WORK ORDER —
The response should be an exact transcription of the data below, free of images.

INFORMATION GIVEN —
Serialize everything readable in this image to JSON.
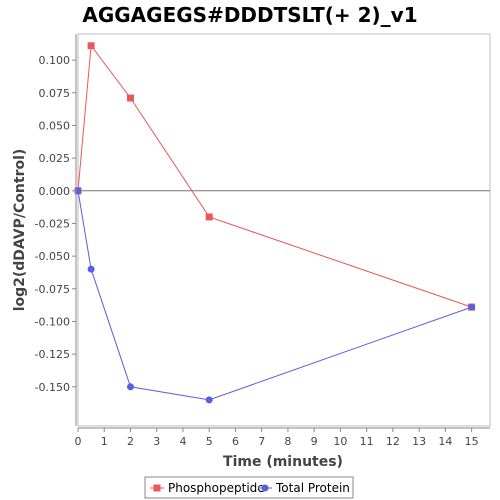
{
  "chart_data": {
    "type": "line",
    "title": "AGGAGEGS#DDDTSLT(+ 2)_v1",
    "xlabel": "Time (minutes)",
    "ylabel": "log2(dDAVP/Control)",
    "xlim": [
      0,
      15.7
    ],
    "ylim": [
      -0.18,
      0.12
    ],
    "xticks": [
      0,
      1,
      2,
      3,
      4,
      5,
      6,
      7,
      8,
      9,
      10,
      11,
      12,
      13,
      14,
      15
    ],
    "yticks": [
      0.1,
      0.075,
      0.05,
      0.025,
      0.0,
      -0.025,
      -0.05,
      -0.075,
      -0.1,
      -0.125,
      -0.15
    ],
    "ytick_labels": [
      "0.100",
      "0.075",
      "0.050",
      "0.025",
      "0.000",
      "-0.025",
      "-0.050",
      "-0.075",
      "-0.100",
      "-0.125",
      "-0.150"
    ],
    "grid": false,
    "legend_position": "bottom",
    "series": [
      {
        "name": "Phosphopeptide",
        "color": "#e8595b",
        "marker": "square",
        "x": [
          0,
          0.5,
          2,
          5,
          15
        ],
        "y": [
          0.0,
          0.111,
          0.071,
          -0.02,
          -0.089
        ]
      },
      {
        "name": "Total Protein",
        "color": "#5b5ee0",
        "marker": "circle",
        "x": [
          0,
          0.5,
          2,
          5,
          15
        ],
        "y": [
          0.0,
          -0.06,
          -0.15,
          -0.16,
          -0.089
        ]
      }
    ]
  }
}
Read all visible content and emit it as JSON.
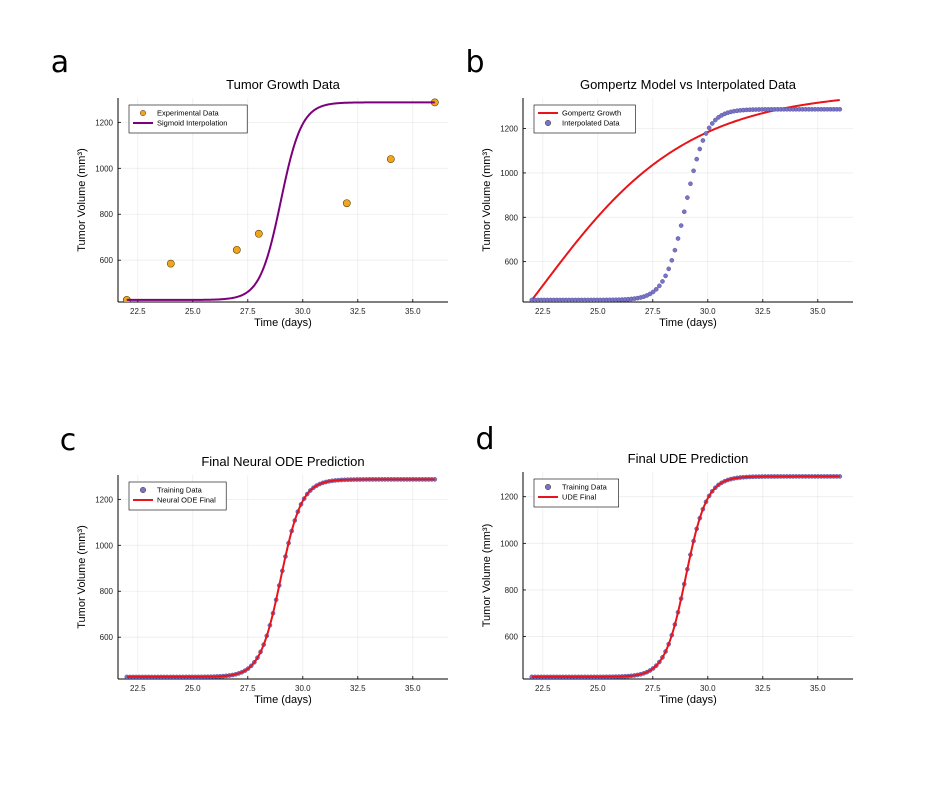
{
  "figure": {
    "colors": {
      "orange": "#f1a51e",
      "purple": "#7b007b",
      "red": "#e8141a",
      "blue": "#7a74c6"
    }
  },
  "chart_data": [
    {
      "panel": "a",
      "type": "scatter",
      "title": "Tumor Growth Data",
      "xlabel": "Time (days)",
      "ylabel": "Tumor Volume (mm³)",
      "xlim": [
        21.6,
        36.6
      ],
      "ylim": [
        418,
        1306
      ],
      "xticks": [
        "22.5",
        "25.0",
        "27.5",
        "30.0",
        "32.5",
        "35.0"
      ],
      "yticks": [
        "600",
        "800",
        "1000",
        "1200"
      ],
      "grid": true,
      "legend_position": "top-left",
      "series": [
        {
          "name": "Experimental Data",
          "kind": "scatter",
          "color": "#f1a51e",
          "x": [
            22,
            24,
            27,
            28,
            32,
            34,
            36
          ],
          "y": [
            427,
            585,
            645,
            715,
            848,
            1040,
            1287
          ]
        },
        {
          "name": "Sigmoid Interpolation",
          "kind": "sigmoid",
          "color": "#7b007b",
          "x_start": 22,
          "x_end": 36,
          "params": {
            "L": 427,
            "U": 1287,
            "x0": 29,
            "k": 2.1
          }
        }
      ]
    },
    {
      "panel": "b",
      "type": "line",
      "title": "Gompertz Model vs Interpolated Data",
      "xlabel": "Time (days)",
      "ylabel": "Tumor Volume (mm³)",
      "xlim": [
        21.6,
        36.6
      ],
      "ylim": [
        418,
        1338
      ],
      "xticks": [
        "22.5",
        "25.0",
        "27.5",
        "30.0",
        "32.5",
        "35.0"
      ],
      "yticks": [
        "600",
        "800",
        "1000",
        "1200"
      ],
      "grid": true,
      "legend_position": "top-left",
      "series": [
        {
          "name": "Gompertz Growth",
          "kind": "gompertz",
          "color": "#e8141a",
          "x_start": 22,
          "x_end": 36,
          "params": {
            "V0": 427,
            "K": 1370,
            "r": 0.26
          }
        },
        {
          "name": "Interpolated Data",
          "kind": "sigmoid-points",
          "color": "#7a74c6",
          "x_start": 22,
          "x_end": 36,
          "n": 100,
          "params": {
            "L": 427,
            "U": 1287,
            "x0": 29,
            "k": 2.1
          }
        }
      ]
    },
    {
      "panel": "c",
      "type": "line",
      "title": "Final Neural ODE Prediction",
      "xlabel": "Time (days)",
      "ylabel": "Tumor Volume (mm³)",
      "xlim": [
        21.6,
        36.6
      ],
      "ylim": [
        418,
        1306
      ],
      "xticks": [
        "22.5",
        "25.0",
        "27.5",
        "30.0",
        "32.5",
        "35.0"
      ],
      "yticks": [
        "600",
        "800",
        "1000",
        "1200"
      ],
      "grid": true,
      "legend_position": "top-left",
      "series": [
        {
          "name": "Training Data",
          "kind": "sigmoid-points",
          "color": "#7a74c6",
          "x_start": 22,
          "x_end": 36,
          "n": 100,
          "params": {
            "L": 427,
            "U": 1287,
            "x0": 29,
            "k": 2.1
          }
        },
        {
          "name": "Neural ODE Final",
          "kind": "sigmoid",
          "color": "#e8141a",
          "x_start": 22,
          "x_end": 36,
          "params": {
            "L": 427,
            "U": 1287,
            "x0": 29,
            "k": 2.1
          }
        }
      ]
    },
    {
      "panel": "d",
      "type": "line",
      "title": "Final UDE Prediction",
      "xlabel": "Time (days)",
      "ylabel": "Tumor Volume (mm³)",
      "xlim": [
        21.6,
        36.6
      ],
      "ylim": [
        418,
        1306
      ],
      "xticks": [
        "22.5",
        "25.0",
        "27.5",
        "30.0",
        "32.5",
        "35.0"
      ],
      "yticks": [
        "600",
        "800",
        "1000",
        "1200"
      ],
      "grid": true,
      "legend_position": "top-left",
      "series": [
        {
          "name": "Training Data",
          "kind": "sigmoid-points",
          "color": "#7a74c6",
          "x_start": 22,
          "x_end": 36,
          "n": 100,
          "params": {
            "L": 427,
            "U": 1287,
            "x0": 29,
            "k": 2.1
          }
        },
        {
          "name": "UDE Final",
          "kind": "sigmoid",
          "color": "#e8141a",
          "x_start": 22,
          "x_end": 36,
          "params": {
            "L": 427,
            "U": 1287,
            "x0": 29,
            "k": 2.1
          }
        }
      ]
    }
  ]
}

OUTPUT BELOW —
Serialize everything readable in this image to JSON.
{
  "chart_data": {
    "type": "line",
    "title": "AGGAGEGS#DDDTSLT(+ 2)_v1",
    "xlabel": "Time (minutes)",
    "ylabel": "log2(dDAVP/Control)",
    "xlim": [
      0,
      15.7
    ],
    "ylim": [
      -0.18,
      0.12
    ],
    "xticks": [
      0,
      1,
      2,
      3,
      4,
      5,
      6,
      7,
      8,
      9,
      10,
      11,
      12,
      13,
      14,
      15
    ],
    "yticks": [
      0.1,
      0.075,
      0.05,
      0.025,
      0.0,
      -0.025,
      -0.05,
      -0.075,
      -0.1,
      -0.125,
      -0.15
    ],
    "ytick_labels": [
      "0.100",
      "0.075",
      "0.050",
      "0.025",
      "0.000",
      "-0.025",
      "-0.050",
      "-0.075",
      "-0.100",
      "-0.125",
      "-0.150"
    ],
    "grid": false,
    "legend_position": "bottom",
    "series": [
      {
        "name": "Phosphopeptide",
        "color": "#e8595b",
        "marker": "square",
        "x": [
          0,
          0.5,
          2,
          5,
          15
        ],
        "y": [
          0.0,
          0.111,
          0.071,
          -0.02,
          -0.089
        ]
      },
      {
        "name": "Total Protein",
        "color": "#5b5ee0",
        "marker": "circle",
        "x": [
          0,
          0.5,
          2,
          5,
          15
        ],
        "y": [
          0.0,
          -0.06,
          -0.15,
          -0.16,
          -0.089
        ]
      }
    ]
  }
}
Read all visible content and emit it as JSON.
{
  "figure": {
    "colors": {
      "orange": "#f1a51e",
      "purple": "#7b007b",
      "red": "#e8141a",
      "blue": "#7a74c6"
    }
  },
  "chart_data": [
    {
      "panel": "a",
      "type": "scatter",
      "title": "Tumor Growth Data",
      "xlabel": "Time (days)",
      "ylabel": "Tumor Volume (mm³)",
      "xlim": [
        21.6,
        36.6
      ],
      "ylim": [
        418,
        1306
      ],
      "xticks": [
        "22.5",
        "25.0",
        "27.5",
        "30.0",
        "32.5",
        "35.0"
      ],
      "yticks": [
        "600",
        "800",
        "1000",
        "1200"
      ],
      "grid": true,
      "legend_position": "top-left",
      "series": [
        {
          "name": "Experimental Data",
          "kind": "scatter",
          "color": "#f1a51e",
          "x": [
            22,
            24,
            27,
            28,
            32,
            34,
            36
          ],
          "y": [
            427,
            585,
            645,
            715,
            848,
            1040,
            1287
          ]
        },
        {
          "name": "Sigmoid Interpolation",
          "kind": "sigmoid",
          "color": "#7b007b",
          "x_start": 22,
          "x_end": 36,
          "params": {
            "L": 427,
            "U": 1287,
            "x0": 29,
            "k": 2.1
          }
        }
      ]
    },
    {
      "panel": "b",
      "type": "line",
      "title": "Gompertz Model vs Interpolated Data",
      "xlabel": "Time (days)",
      "ylabel": "Tumor Volume (mm³)",
      "xlim": [
        21.6,
        36.6
      ],
      "ylim": [
        418,
        1338
      ],
      "xticks": [
        "22.5",
        "25.0",
        "27.5",
        "30.0",
        "32.5",
        "35.0"
      ],
      "yticks": [
        "600",
        "800",
        "1000",
        "1200"
      ],
      "grid": true,
      "legend_position": "top-left",
      "series": [
        {
          "name": "Gompertz Growth",
          "kind": "gompertz",
          "color": "#e8141a",
          "x_start": 22,
          "x_end": 36,
          "params": {
            "V0": 427,
            "K": 1370,
            "r": 0.26
          }
        },
        {
          "name": "Interpolated Data",
          "kind": "sigmoid-points",
          "color": "#7a74c6",
          "x_start": 22,
          "x_end": 36,
          "n": 100,
          "params": {
            "L": 427,
            "U": 1287,
            "x0": 29,
            "k": 2.1
          }
        }
      ]
    },
    {
      "panel": "c",
      "type": "line",
      "title": "Final Neural ODE Prediction",
      "xlabel": "Time (days)",
      "ylabel": "Tumor Volume (mm³)",
      "xlim": [
        21.6,
        36.6
      ],
      "ylim": [
        418,
        1306
      ],
      "xticks": [
        "22.5",
        "25.0",
        "27.5",
        "30.0",
        "32.5",
        "35.0"
      ],
      "yticks": [
        "600",
        "800",
        "1000",
        "1200"
      ],
      "grid": true,
      "legend_position": "top-left",
      "series": [
        {
          "name": "Training Data",
          "kind": "sigmoid-points",
          "color": "#7a74c6",
          "x_start": 22,
          "x_end": 36,
          "n": 100,
          "params": {
            "L": 427,
            "U": 1287,
            "x0": 29,
            "k": 2.1
          }
        },
        {
          "name": "Neural ODE Final",
          "kind": "sigmoid",
          "color": "#e8141a",
          "x_start": 22,
          "x_end": 36,
          "params": {
            "L": 427,
            "U": 1287,
            "x0": 29,
            "k": 2.1
          }
        }
      ]
    },
    {
      "panel": "d",
      "type": "line",
      "title": "Final UDE Prediction",
      "xlabel": "Time (days)",
      "ylabel": "Tumor Volume (mm³)",
      "xlim": [
        21.6,
        36.6
      ],
      "ylim": [
        418,
        1306
      ],
      "xticks": [
        "22.5",
        "25.0",
        "27.5",
        "30.0",
        "32.5",
        "35.0"
      ],
      "yticks": [
        "600",
        "800",
        "1000",
        "1200"
      ],
      "grid": true,
      "legend_position": "top-left",
      "series": [
        {
          "name": "Training Data",
          "kind": "sigmoid-points",
          "color": "#7a74c6",
          "x_start": 22,
          "x_end": 36,
          "n": 100,
          "params": {
            "L": 427,
            "U": 1287,
            "x0": 29,
            "k": 2.1
          }
        },
        {
          "name": "UDE Final",
          "kind": "sigmoid",
          "color": "#e8141a",
          "x_start": 22,
          "x_end": 36,
          "params": {
            "L": 427,
            "U": 1287,
            "x0": 29,
            "k": 2.1
          }
        }
      ]
    }
  ]
}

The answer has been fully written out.